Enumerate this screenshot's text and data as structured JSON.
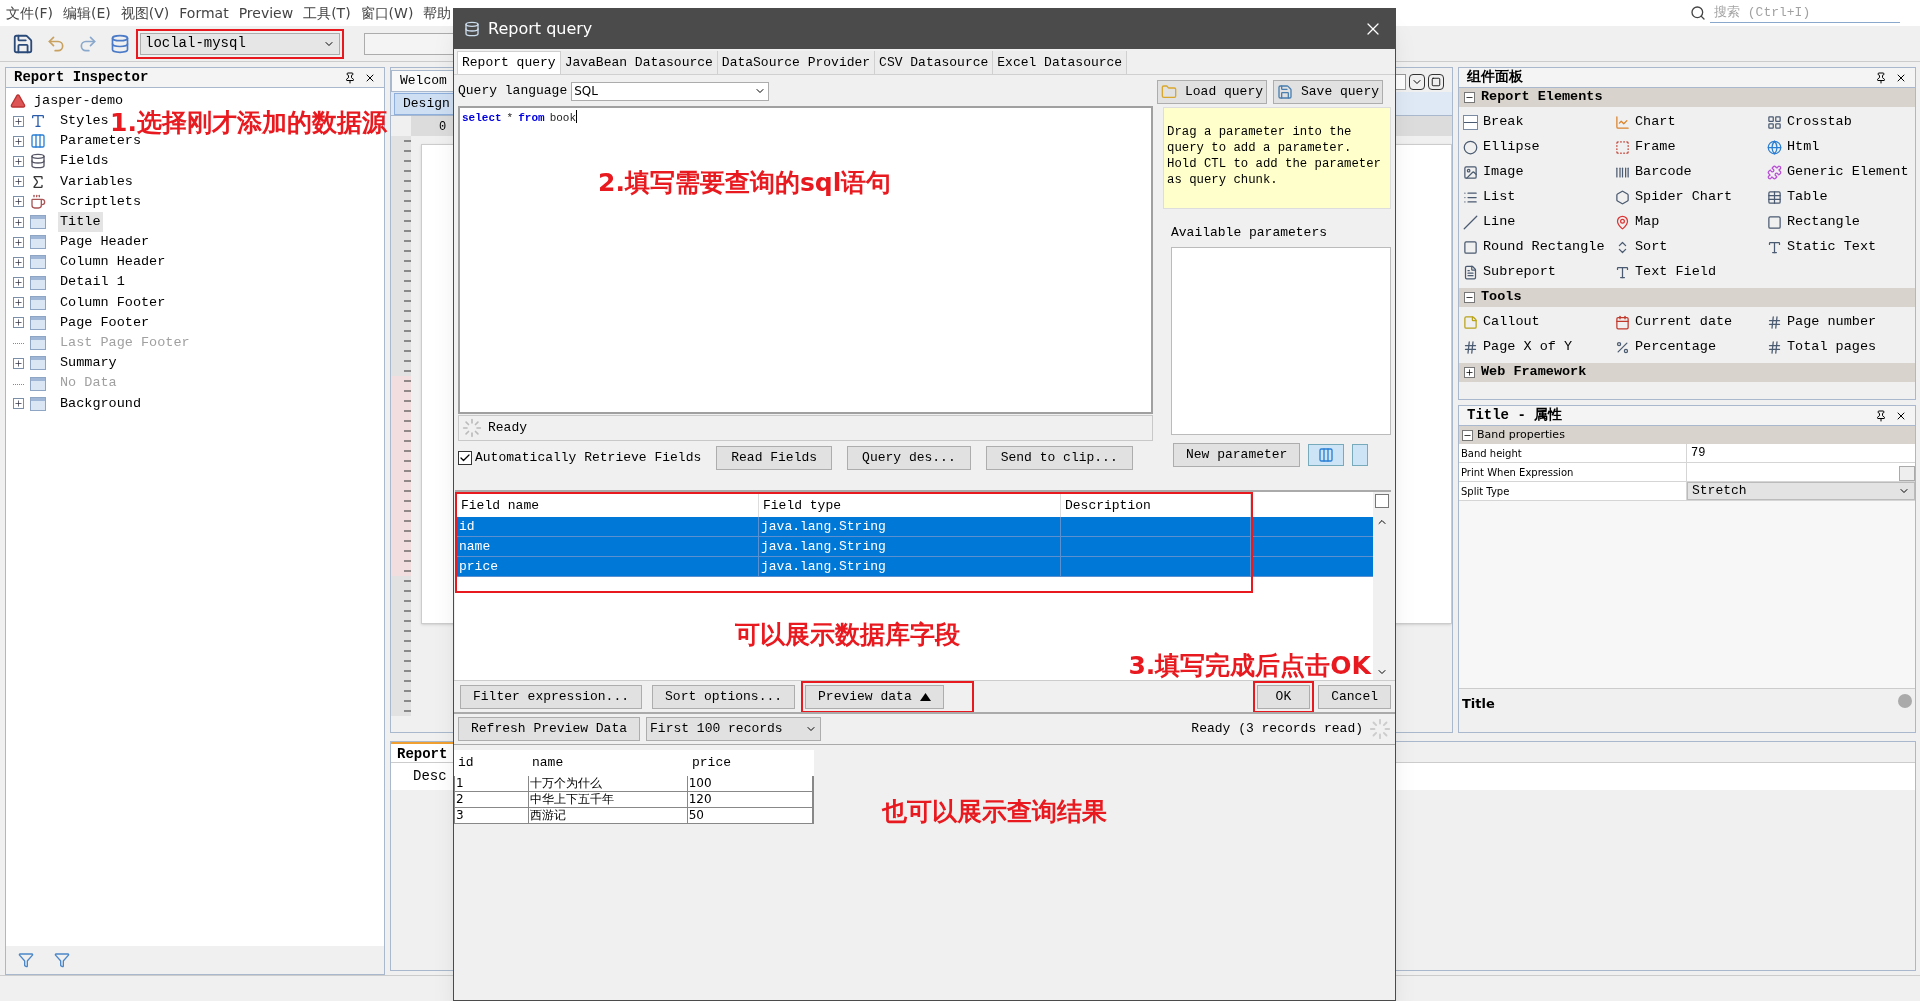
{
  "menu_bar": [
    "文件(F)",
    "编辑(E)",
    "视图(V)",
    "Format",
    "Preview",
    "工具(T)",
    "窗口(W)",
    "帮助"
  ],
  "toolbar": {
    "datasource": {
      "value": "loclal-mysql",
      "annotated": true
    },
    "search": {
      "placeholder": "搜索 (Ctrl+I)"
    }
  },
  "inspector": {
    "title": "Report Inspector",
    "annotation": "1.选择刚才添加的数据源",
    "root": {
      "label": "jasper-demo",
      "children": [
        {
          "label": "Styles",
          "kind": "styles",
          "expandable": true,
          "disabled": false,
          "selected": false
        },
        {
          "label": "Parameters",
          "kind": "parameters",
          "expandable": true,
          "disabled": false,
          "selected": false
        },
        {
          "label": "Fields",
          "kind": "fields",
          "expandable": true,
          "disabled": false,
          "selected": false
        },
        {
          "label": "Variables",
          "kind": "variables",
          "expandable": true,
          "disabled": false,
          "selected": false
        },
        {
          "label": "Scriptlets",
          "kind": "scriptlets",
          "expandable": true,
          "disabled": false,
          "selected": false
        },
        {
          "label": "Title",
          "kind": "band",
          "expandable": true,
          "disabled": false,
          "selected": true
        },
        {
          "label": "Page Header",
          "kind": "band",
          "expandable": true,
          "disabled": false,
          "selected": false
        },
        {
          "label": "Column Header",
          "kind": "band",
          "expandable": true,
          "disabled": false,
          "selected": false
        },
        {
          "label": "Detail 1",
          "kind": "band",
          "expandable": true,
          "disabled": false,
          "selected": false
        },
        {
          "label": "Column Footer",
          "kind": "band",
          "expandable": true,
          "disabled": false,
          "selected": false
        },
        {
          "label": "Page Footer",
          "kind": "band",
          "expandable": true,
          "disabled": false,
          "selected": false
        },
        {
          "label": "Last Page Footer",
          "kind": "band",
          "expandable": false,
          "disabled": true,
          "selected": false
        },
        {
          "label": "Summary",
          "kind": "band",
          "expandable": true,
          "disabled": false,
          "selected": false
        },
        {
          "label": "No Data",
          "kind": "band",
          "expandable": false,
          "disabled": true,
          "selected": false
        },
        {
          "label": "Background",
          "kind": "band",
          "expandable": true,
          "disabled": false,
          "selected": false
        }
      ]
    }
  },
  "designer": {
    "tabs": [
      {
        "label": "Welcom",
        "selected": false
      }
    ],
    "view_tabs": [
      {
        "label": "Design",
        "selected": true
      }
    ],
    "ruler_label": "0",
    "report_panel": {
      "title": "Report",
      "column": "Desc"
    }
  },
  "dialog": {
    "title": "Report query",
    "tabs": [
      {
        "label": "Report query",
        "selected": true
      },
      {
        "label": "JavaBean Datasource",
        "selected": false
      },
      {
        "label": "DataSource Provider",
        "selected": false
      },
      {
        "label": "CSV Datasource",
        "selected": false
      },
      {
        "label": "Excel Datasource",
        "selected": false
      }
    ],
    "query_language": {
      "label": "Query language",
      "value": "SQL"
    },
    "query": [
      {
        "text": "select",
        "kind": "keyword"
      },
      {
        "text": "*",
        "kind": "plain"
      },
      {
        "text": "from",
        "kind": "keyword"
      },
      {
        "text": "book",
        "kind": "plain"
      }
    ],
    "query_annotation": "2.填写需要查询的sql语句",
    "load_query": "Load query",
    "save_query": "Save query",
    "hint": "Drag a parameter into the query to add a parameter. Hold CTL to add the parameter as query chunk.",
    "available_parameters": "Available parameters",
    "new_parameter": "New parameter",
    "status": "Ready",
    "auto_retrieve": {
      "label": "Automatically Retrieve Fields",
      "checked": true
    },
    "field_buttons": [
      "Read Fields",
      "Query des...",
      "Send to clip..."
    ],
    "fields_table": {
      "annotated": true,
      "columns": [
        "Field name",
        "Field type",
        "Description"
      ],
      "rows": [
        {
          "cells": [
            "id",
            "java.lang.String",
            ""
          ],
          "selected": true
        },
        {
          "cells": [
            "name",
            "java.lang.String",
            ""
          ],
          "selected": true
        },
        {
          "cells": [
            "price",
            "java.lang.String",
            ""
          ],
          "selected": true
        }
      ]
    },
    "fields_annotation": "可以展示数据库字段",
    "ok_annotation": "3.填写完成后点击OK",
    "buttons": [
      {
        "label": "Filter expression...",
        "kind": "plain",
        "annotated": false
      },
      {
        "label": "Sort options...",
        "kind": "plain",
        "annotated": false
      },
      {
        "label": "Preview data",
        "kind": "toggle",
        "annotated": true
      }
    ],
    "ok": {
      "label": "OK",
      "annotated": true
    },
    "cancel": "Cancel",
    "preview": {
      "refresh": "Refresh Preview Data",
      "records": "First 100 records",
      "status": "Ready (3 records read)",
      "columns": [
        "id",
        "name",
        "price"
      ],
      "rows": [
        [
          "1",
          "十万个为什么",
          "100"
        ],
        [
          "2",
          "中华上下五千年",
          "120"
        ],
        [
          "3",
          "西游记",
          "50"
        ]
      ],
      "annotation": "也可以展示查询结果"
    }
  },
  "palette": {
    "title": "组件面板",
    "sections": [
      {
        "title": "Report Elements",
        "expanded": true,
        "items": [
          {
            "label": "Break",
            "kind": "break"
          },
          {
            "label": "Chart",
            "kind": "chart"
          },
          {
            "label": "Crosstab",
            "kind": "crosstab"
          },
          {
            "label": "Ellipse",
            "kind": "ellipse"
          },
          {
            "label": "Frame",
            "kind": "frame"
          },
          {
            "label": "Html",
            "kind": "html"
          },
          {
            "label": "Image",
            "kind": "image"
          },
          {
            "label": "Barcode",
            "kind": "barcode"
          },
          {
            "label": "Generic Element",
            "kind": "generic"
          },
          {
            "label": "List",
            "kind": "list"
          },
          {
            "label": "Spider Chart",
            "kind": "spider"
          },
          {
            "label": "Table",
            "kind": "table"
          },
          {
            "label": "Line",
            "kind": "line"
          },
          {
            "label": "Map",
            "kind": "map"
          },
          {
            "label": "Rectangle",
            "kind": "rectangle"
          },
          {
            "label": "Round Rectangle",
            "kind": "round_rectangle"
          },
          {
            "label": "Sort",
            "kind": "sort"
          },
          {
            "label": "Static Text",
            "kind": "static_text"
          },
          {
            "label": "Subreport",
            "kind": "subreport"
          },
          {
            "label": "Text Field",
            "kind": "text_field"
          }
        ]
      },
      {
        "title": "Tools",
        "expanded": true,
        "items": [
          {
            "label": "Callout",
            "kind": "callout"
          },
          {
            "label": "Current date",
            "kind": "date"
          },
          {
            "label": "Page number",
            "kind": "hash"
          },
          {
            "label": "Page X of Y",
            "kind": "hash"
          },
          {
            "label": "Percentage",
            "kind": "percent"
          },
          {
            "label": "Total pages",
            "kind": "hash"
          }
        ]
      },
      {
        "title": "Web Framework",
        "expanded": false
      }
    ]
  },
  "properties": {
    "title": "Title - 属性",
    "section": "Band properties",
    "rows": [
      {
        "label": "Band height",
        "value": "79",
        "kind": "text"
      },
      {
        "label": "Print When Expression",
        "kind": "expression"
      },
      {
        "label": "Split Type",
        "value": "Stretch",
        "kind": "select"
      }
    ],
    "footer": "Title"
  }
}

-*-*-

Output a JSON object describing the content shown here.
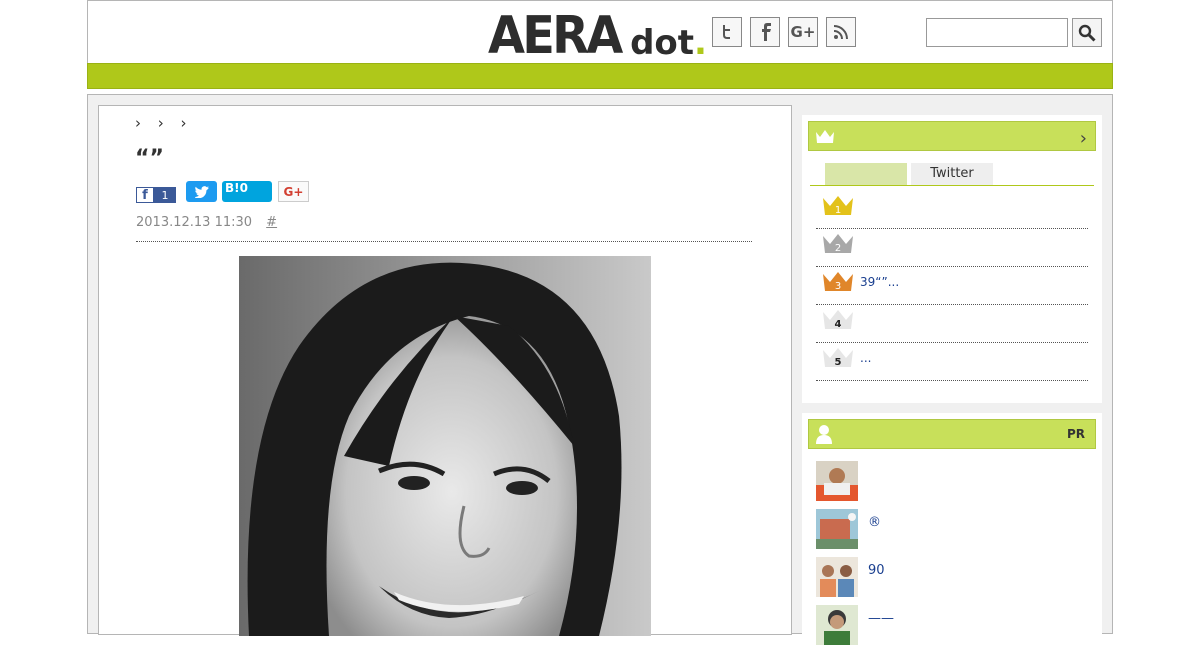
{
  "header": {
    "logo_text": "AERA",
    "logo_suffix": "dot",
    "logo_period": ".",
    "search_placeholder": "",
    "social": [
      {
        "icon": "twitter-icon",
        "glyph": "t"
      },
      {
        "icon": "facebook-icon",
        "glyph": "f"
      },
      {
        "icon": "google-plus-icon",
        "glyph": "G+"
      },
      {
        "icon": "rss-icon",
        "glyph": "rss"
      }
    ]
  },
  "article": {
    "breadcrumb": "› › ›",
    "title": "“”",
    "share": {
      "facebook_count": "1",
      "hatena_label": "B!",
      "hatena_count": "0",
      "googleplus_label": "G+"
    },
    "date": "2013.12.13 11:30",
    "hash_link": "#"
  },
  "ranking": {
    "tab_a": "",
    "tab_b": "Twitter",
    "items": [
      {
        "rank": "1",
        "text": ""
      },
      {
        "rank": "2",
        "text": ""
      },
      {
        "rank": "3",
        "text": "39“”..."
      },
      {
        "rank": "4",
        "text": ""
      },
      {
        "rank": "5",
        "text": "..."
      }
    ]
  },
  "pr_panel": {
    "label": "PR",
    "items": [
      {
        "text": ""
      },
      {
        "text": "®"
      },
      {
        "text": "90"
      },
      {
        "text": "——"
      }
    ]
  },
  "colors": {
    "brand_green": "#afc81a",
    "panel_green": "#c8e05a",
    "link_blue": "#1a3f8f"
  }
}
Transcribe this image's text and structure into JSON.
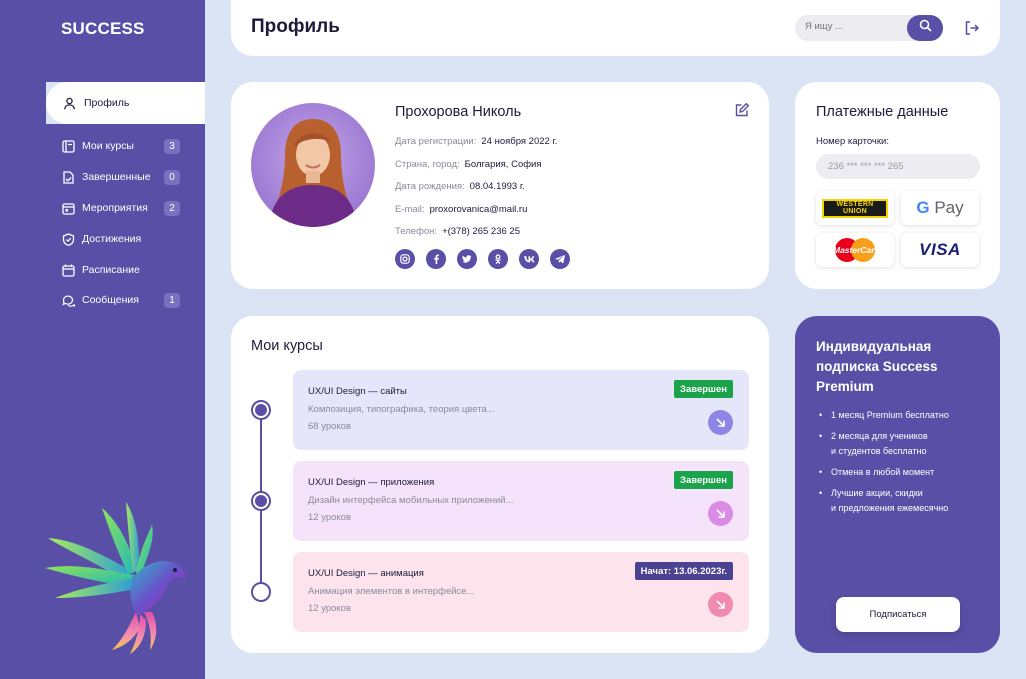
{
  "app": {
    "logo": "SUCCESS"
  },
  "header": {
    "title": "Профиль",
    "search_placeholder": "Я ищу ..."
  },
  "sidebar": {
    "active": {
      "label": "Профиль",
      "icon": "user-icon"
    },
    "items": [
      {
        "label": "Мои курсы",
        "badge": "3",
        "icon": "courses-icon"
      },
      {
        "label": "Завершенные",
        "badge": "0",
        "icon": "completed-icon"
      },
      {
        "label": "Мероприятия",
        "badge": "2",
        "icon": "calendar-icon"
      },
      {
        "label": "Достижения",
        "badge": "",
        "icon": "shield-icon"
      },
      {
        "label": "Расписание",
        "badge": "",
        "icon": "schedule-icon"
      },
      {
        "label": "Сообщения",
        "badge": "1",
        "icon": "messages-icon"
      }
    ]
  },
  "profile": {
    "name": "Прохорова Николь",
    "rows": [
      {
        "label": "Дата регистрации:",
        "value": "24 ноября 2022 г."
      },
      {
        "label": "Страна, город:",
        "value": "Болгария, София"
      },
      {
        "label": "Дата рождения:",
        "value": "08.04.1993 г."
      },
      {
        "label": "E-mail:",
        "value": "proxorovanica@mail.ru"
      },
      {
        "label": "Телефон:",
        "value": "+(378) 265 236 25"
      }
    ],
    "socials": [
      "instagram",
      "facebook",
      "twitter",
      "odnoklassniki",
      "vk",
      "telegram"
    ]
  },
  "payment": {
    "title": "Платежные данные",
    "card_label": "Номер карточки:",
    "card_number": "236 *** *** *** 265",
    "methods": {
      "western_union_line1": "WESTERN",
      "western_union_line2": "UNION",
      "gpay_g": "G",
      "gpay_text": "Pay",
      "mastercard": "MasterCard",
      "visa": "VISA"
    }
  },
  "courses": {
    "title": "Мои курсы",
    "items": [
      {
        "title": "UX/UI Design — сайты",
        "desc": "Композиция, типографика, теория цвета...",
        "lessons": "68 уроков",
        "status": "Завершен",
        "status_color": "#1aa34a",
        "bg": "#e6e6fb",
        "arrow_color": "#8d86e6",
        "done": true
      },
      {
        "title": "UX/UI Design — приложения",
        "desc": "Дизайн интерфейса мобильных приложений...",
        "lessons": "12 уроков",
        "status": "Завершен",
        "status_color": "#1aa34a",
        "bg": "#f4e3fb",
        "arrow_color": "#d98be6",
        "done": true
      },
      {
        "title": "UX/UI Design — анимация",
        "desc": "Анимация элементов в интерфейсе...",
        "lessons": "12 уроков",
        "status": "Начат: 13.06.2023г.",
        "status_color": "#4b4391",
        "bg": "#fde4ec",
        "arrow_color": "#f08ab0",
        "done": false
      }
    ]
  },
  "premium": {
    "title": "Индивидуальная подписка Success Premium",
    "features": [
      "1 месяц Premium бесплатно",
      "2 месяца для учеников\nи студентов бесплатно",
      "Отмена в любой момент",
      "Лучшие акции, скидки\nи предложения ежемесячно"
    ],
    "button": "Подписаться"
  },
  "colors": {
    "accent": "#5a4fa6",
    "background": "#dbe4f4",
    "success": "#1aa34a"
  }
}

-*-*-

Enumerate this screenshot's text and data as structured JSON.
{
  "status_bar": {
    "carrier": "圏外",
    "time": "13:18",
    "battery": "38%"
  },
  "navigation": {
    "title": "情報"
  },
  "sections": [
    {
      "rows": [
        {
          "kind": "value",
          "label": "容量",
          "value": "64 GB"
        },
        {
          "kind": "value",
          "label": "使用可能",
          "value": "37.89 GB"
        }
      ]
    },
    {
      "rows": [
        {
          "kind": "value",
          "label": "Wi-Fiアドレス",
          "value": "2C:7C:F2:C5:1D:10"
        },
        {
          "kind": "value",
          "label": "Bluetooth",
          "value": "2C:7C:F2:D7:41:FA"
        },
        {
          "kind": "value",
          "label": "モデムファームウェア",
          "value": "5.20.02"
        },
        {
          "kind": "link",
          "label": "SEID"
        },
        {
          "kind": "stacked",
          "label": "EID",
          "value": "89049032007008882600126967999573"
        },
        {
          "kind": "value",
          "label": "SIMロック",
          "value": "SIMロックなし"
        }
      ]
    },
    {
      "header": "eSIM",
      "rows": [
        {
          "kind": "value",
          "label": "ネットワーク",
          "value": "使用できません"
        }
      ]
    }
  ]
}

-*-*-

Across the material above, how many lines include the string "date"? Only the number is wanted.

3